Do this:
Can you quote, word for word, the lines of the data below from the one containing "x-tick-label: 300 xyxy=(425,1584,446,1598)" through the one containing "caption-d: (d) xyxy=(1593,1644,1663,1693)", including both of those lines?

── Data rows

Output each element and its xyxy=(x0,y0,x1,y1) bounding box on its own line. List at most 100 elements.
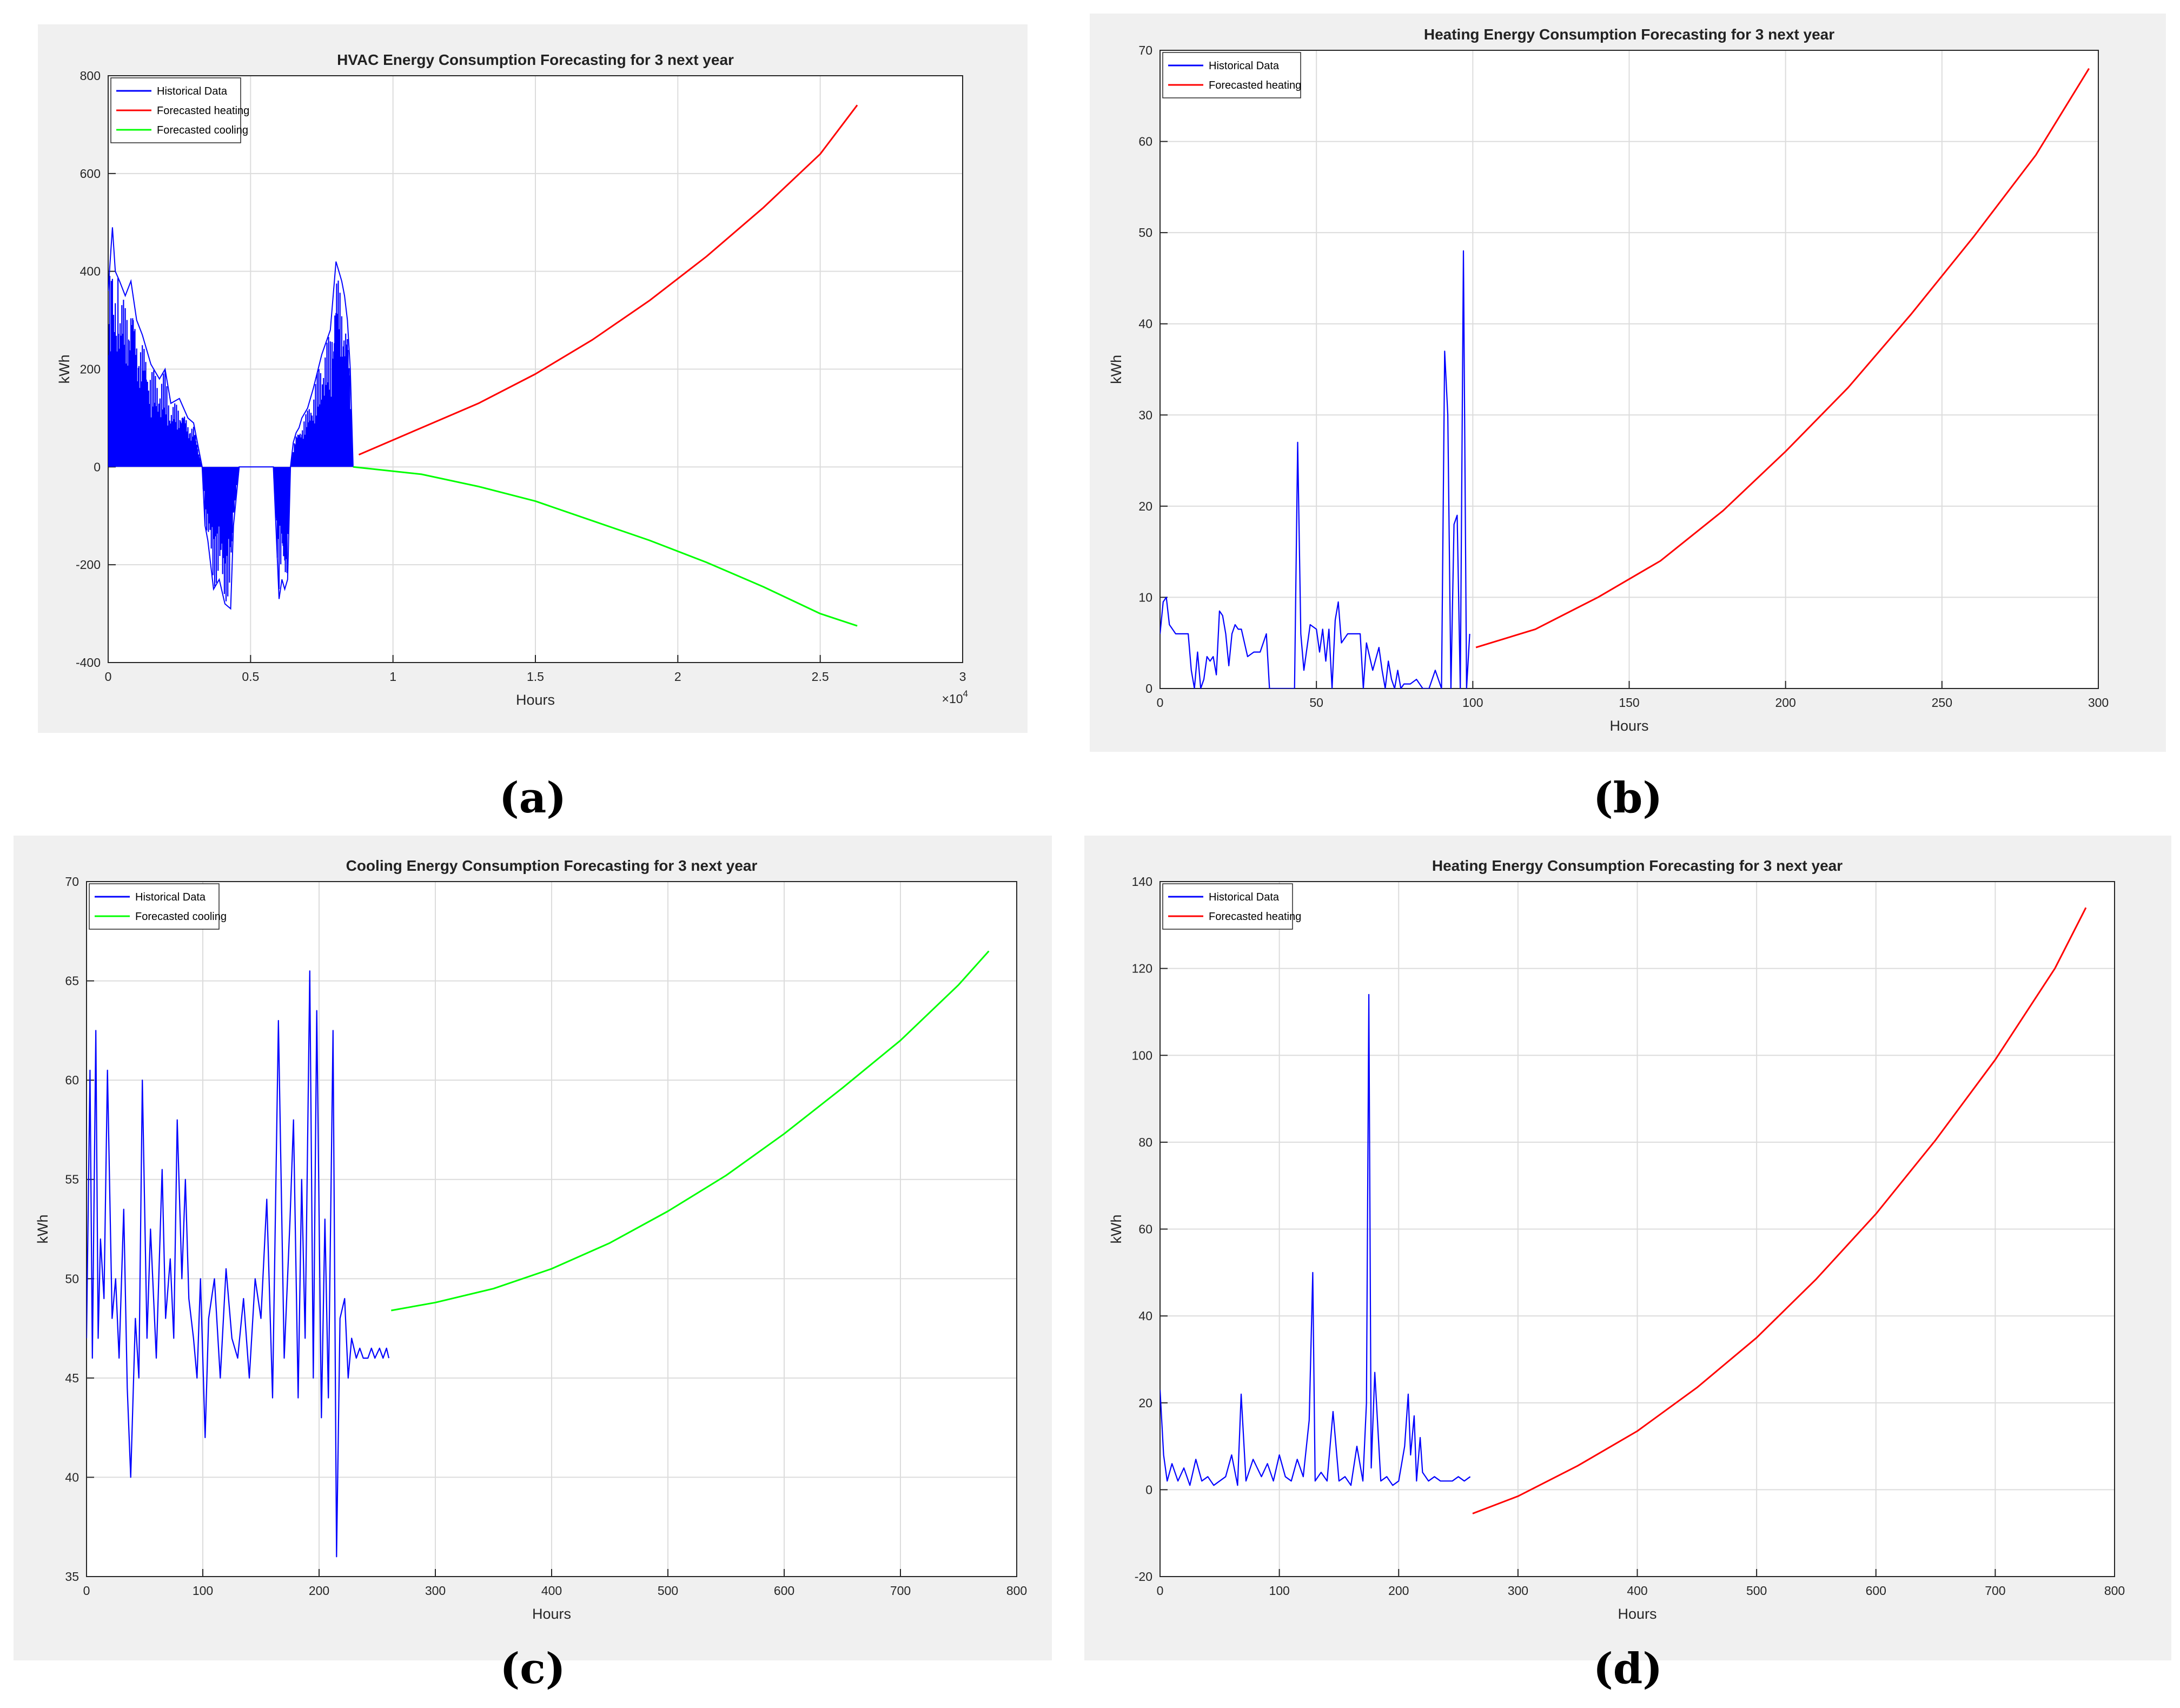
x-tick-label: 300 xyxy=(425,1584,446,1598)
x-tick-label: 500 xyxy=(658,1584,678,1598)
series-line-forecast xyxy=(391,950,990,1312)
y-tick-label: 65 xyxy=(65,974,79,988)
chart-b: 0 50 100 150 200 250 300 0 10 20 30 40 50 60 70 Heating… xyxy=(1108,26,2109,734)
series-line-forecast xyxy=(1475,68,2090,648)
legend-label: Historical Data xyxy=(1209,891,1280,903)
y-tick-label: 60 xyxy=(1138,135,1152,149)
x-tick-label: 100 xyxy=(1462,696,1483,710)
y-tick-label: 120 xyxy=(1132,962,1152,976)
y-tick-label: 40 xyxy=(1138,1309,1152,1323)
legend-label: Historical Data xyxy=(1209,60,1280,72)
legend-label: Forecasted heating xyxy=(157,105,249,117)
x-tick-label: 800 xyxy=(2104,1584,2125,1598)
x-axis-label: Hours xyxy=(1618,1606,1656,1622)
chart-panel-c: 0 100 200 300 400 500 600 700 800 35 40 45 50 55 60 65 7… xyxy=(14,836,1052,1660)
y-tick-label: 70 xyxy=(65,875,79,889)
caption-a: (a) xyxy=(499,773,567,823)
y-tick-label: 40 xyxy=(1138,317,1152,331)
x-tick-label: 0 xyxy=(1157,696,1164,710)
series-line-historical xyxy=(1160,250,1470,689)
y-tick-label: 140 xyxy=(1132,875,1152,889)
y-axis-label: kWh xyxy=(35,1215,51,1244)
x-tick-label: 400 xyxy=(1627,1584,1647,1598)
chart-a: 0 0.5 1 1.5 2 2.5 3 -400 -200 0 200 400 600 800 ×104 HV… xyxy=(56,51,968,708)
legend-label: Forecasted cooling xyxy=(135,911,227,923)
series-line-forecast xyxy=(1472,907,2087,1514)
series-group xyxy=(1160,68,2090,689)
caption-d: (d) xyxy=(1593,1644,1663,1693)
chart-title: Cooling Energy Consumption Forecasting f… xyxy=(346,857,758,874)
x-tick-label: 100 xyxy=(1269,1584,1289,1598)
chart-d: 0 100 200 300 400 500 600 700 800 -20 0 20 40 60 80 100… xyxy=(1108,857,2125,1622)
series-line-forecast xyxy=(353,466,858,627)
chart-panel-a: 0 0.5 1 1.5 2 2.5 3 -400 -200 0 200 400 600 800 ×104 HV… xyxy=(38,24,1028,733)
x-tick-label: 400 xyxy=(541,1584,562,1598)
y-tick-label: 600 xyxy=(80,167,101,181)
x-tick-label: 2.5 xyxy=(812,670,829,684)
y-tick-label: 400 xyxy=(80,264,101,279)
x-tick-label: 700 xyxy=(890,1584,911,1598)
y-tick-label: 20 xyxy=(1138,1396,1152,1410)
y-tick-label: -20 xyxy=(1135,1570,1152,1584)
caption-c: (c) xyxy=(500,1644,566,1693)
y-tick-label: -400 xyxy=(76,656,101,670)
x-tick-label: 700 xyxy=(1985,1584,2005,1598)
legend-box xyxy=(1162,883,1293,930)
y-tick-label: 45 xyxy=(65,1371,79,1385)
y-tick-label: 70 xyxy=(1138,43,1152,57)
series-line-historical xyxy=(87,970,390,1558)
y-tick-label: 30 xyxy=(1138,408,1152,422)
x-tick-label: 200 xyxy=(309,1584,329,1598)
y-tick-label: 80 xyxy=(1138,1135,1152,1149)
x-tick-label: 600 xyxy=(1866,1584,1886,1598)
y-tick-label: 10 xyxy=(1138,590,1152,604)
y-axis-label: kWh xyxy=(56,355,72,384)
y-tick-label: 800 xyxy=(80,69,101,83)
y-tick-label: 60 xyxy=(65,1073,79,1087)
series-group xyxy=(108,104,858,627)
x-tick-label: 1.5 xyxy=(527,670,544,684)
x-axis-label: Hours xyxy=(532,1606,571,1622)
x-tick-label: 250 xyxy=(1932,696,1952,710)
x-tick-label: 3 xyxy=(959,670,966,684)
x-tick-label: 100 xyxy=(193,1584,213,1598)
x-exponent-label: ×104 xyxy=(942,689,968,706)
x-tick-label: 150 xyxy=(1619,696,1639,710)
y-axis-label: kWh xyxy=(1108,355,1124,384)
x-tick-label: 0.5 xyxy=(242,670,259,684)
x-tick-label: 800 xyxy=(1006,1584,1027,1598)
y-tick-label: 100 xyxy=(1132,1048,1152,1062)
x-tick-label: 600 xyxy=(774,1584,794,1598)
y-tick-label: 20 xyxy=(1138,499,1152,513)
y-tick-label: 50 xyxy=(65,1272,79,1286)
y-tick-label: 55 xyxy=(65,1173,79,1187)
series-historical-envelope xyxy=(108,227,354,610)
x-tick-label: 200 xyxy=(1775,696,1795,710)
series-group xyxy=(87,950,990,1558)
y-tick-label: 50 xyxy=(1138,226,1152,240)
x-tick-label: 50 xyxy=(1309,696,1323,710)
y-tick-label: 0 xyxy=(1145,681,1152,696)
x-tick-label: 300 xyxy=(2088,696,2109,710)
x-tick-label: 200 xyxy=(1388,1584,1409,1598)
x-exponent-base: ×10 xyxy=(942,692,963,706)
legend-label: Historical Data xyxy=(157,85,228,97)
x-tick-label: 2 xyxy=(674,670,681,684)
series-line-historical xyxy=(1160,994,1471,1486)
y-tick-label: 35 xyxy=(65,1570,79,1584)
x-tick-label: 0 xyxy=(1157,1584,1164,1598)
caption-b: (b) xyxy=(1593,773,1663,823)
chart-title: HVAC Energy Consumption Forecasting for … xyxy=(337,51,734,68)
series-group xyxy=(1160,907,2087,1514)
y-tick-label: 0 xyxy=(1145,1482,1152,1497)
legend-label: Forecasted cooling xyxy=(157,124,248,136)
legend-label: Forecasted heating xyxy=(1209,911,1301,923)
y-axis-label: kWh xyxy=(1108,1215,1124,1244)
chart-panel-d: 0 100 200 300 400 500 600 700 800 -20 0 20 40 60 80 100… xyxy=(1084,836,2171,1660)
chart-panel-b: 0 50 100 150 200 250 300 0 10 20 30 40 50 60 70 Heating… xyxy=(1090,14,2166,752)
x-tick-label: 500 xyxy=(1746,1584,1767,1598)
x-tick-label: 300 xyxy=(1508,1584,1528,1598)
y-tick-label: 60 xyxy=(1138,1222,1152,1236)
x-tick-label: 0 xyxy=(105,670,112,684)
legend-box xyxy=(89,883,220,930)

────

Complete response:
x-tick-label: 300 xyxy=(425,1584,446,1598)
x-tick-label: 500 xyxy=(658,1584,678,1598)
series-line-forecast xyxy=(391,950,990,1312)
y-tick-label: 65 xyxy=(65,974,79,988)
chart-b: 0 50 100 150 200 250 300 0 10 20 30 40 50 60 70 Heating… xyxy=(1108,26,2109,734)
series-line-forecast xyxy=(1475,68,2090,648)
legend-label: Historical Data xyxy=(1209,891,1280,903)
y-tick-label: 60 xyxy=(1138,135,1152,149)
x-tick-label: 100 xyxy=(1462,696,1483,710)
y-tick-label: 120 xyxy=(1132,962,1152,976)
y-tick-label: 40 xyxy=(1138,1309,1152,1323)
legend-label: Historical Data xyxy=(1209,60,1280,72)
legend-label: Forecasted heating xyxy=(157,105,249,117)
x-tick-label: 800 xyxy=(2104,1584,2125,1598)
x-axis-label: Hours xyxy=(1618,1606,1656,1622)
chart-panel-c: 0 100 200 300 400 500 600 700 800 35 40 45 50 55 60 65 7… xyxy=(14,836,1052,1660)
y-tick-label: 70 xyxy=(65,875,79,889)
caption-a: (a) xyxy=(499,773,567,823)
y-tick-label: 40 xyxy=(1138,317,1152,331)
x-tick-label: 0 xyxy=(1157,696,1164,710)
series-line-historical xyxy=(1160,250,1470,689)
y-tick-label: 140 xyxy=(1132,875,1152,889)
y-axis-label: kWh xyxy=(35,1215,51,1244)
x-tick-label: 400 xyxy=(1627,1584,1647,1598)
chart-a: 0 0.5 1 1.5 2 2.5 3 -400 -200 0 200 400 600 800 ×104 HV… xyxy=(56,51,968,708)
legend-label: Forecasted cooling xyxy=(135,911,227,923)
series-line-forecast xyxy=(1472,907,2087,1514)
series-group xyxy=(1160,68,2090,689)
caption-d: (d) xyxy=(1593,1644,1663,1693)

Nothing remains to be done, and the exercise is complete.